Problem>
Please repeat all of the listing exactly.

Dataset content>
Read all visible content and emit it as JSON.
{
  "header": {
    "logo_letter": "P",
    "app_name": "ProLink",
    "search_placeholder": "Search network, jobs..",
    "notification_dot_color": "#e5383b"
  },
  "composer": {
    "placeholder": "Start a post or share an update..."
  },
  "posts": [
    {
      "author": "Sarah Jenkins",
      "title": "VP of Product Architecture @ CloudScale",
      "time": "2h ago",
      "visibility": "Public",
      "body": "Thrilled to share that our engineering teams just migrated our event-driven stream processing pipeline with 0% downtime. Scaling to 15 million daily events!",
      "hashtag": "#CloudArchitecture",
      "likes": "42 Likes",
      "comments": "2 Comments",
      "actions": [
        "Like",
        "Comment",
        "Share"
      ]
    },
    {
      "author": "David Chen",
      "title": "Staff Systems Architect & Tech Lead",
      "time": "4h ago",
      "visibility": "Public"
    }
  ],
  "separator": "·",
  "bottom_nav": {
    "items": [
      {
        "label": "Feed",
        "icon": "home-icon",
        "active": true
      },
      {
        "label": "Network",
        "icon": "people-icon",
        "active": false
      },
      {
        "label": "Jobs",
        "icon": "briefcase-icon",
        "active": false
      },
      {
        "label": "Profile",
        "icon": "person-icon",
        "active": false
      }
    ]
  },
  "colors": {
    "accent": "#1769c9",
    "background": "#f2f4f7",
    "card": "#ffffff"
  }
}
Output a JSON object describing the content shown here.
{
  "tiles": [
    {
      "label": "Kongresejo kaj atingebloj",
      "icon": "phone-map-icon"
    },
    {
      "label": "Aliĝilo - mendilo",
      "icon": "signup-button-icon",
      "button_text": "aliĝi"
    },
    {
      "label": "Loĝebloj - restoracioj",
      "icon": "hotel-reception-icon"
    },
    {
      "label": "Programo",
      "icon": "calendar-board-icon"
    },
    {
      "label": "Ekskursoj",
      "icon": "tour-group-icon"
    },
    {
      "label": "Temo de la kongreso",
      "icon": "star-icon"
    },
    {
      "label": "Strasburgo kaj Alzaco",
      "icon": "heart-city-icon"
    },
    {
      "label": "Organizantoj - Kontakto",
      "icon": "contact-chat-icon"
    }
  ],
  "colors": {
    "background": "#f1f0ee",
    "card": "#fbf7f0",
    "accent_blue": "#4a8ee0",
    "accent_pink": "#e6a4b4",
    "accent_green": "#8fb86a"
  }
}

Exercise output>
Read all visible content and emit it as JSON.
{
  "header": {
    "logo_letter": "P",
    "app_name": "ProLink",
    "search_placeholder": "Search network, jobs..",
    "notification_dot_color": "#e5383b"
  },
  "composer": {
    "placeholder": "Start a post or share an update..."
  },
  "posts": [
    {
      "author": "Sarah Jenkins",
      "title": "VP of Product Architecture @ CloudScale",
      "time": "2h ago",
      "visibility": "Public",
      "body": "Thrilled to share that our engineering teams just migrated our event-driven stream processing pipeline with 0% downtime. Scaling to 15 million daily events!",
      "hashtag": "#CloudArchitecture",
      "likes": "42 Likes",
      "comments": "2 Comments",
      "actions": [
        "Like",
        "Comment",
        "Share"
      ]
    },
    {
      "author": "David Chen",
      "title": "Staff Systems Architect & Tech Lead",
      "time": "4h ago",
      "visibility": "Public"
    }
  ],
  "separator": "·",
  "bottom_nav": {
    "items": [
      {
        "label": "Feed",
        "icon": "home-icon",
        "active": true
      },
      {
        "label": "Network",
        "icon": "people-icon",
        "active": false
      },
      {
        "label": "Jobs",
        "icon": "briefcase-icon",
        "active": false
      },
      {
        "label": "Profile",
        "icon": "person-icon",
        "active": false
      }
    ]
  },
  "colors": {
    "accent": "#1769c9",
    "background": "#f2f4f7",
    "card": "#ffffff"
  }
}
Output a JSON object describing the content shown here.
{
  "tiles": [
    {
      "label": "Kongresejo kaj atingebloj",
      "icon": "phone-map-icon"
    },
    {
      "label": "Aliĝilo - mendilo",
      "icon": "signup-button-icon",
      "button_text": "aliĝi"
    },
    {
      "label": "Loĝebloj - restoracioj",
      "icon": "hotel-reception-icon"
    },
    {
      "label": "Programo",
      "icon": "calendar-board-icon"
    },
    {
      "label": "Ekskursoj",
      "icon": "tour-group-icon"
    },
    {
      "label": "Temo de la kongreso",
      "icon": "star-icon"
    },
    {
      "label": "Strasburgo kaj Alzaco",
      "icon": "heart-city-icon"
    },
    {
      "label": "Organizantoj - Kontakto",
      "icon": "contact-chat-icon"
    }
  ],
  "colors": {
    "background": "#f1f0ee",
    "card": "#fbf7f0",
    "accent_blue": "#4a8ee0",
    "accent_pink": "#e6a4b4",
    "accent_green": "#8fb86a"
  }
}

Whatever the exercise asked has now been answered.